Saved entries
###

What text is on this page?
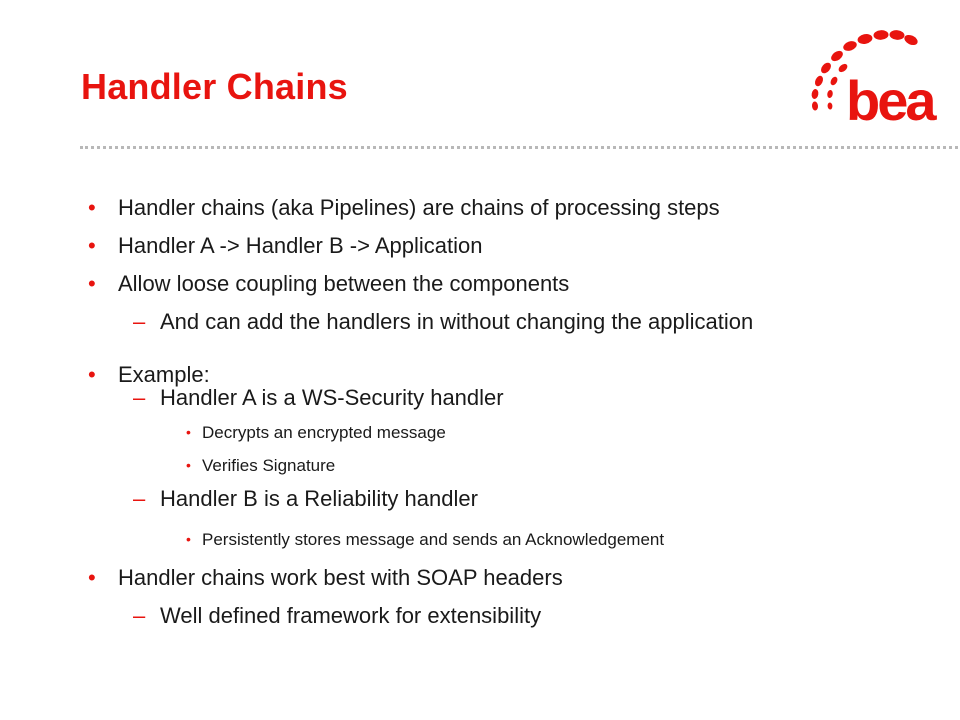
Handler Chains	bea
• Handler chains (aka Pipelines) are chains of processing steps
• Handler A -> Handler B -> Application
• Allow loose coupling between the components
– And can add the handlers in without changing the application
• Example:
– Handler A is a WS-Security handler
• Decrypts an encrypted message
• Verifies Signature
– Handler B is a Reliability handler
• Persistently stores message and sends an Acknowledgement
• Handler chains work best with SOAP headers
– Well defined framework for extensibility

###

PROBLEM REQUIREMENTS — Check each line of the entries above, and show every one holding the word "message".

COMPLETED TASK —
• Decrypts an encrypted message
• Persistently stores message and sends an Acknowledgement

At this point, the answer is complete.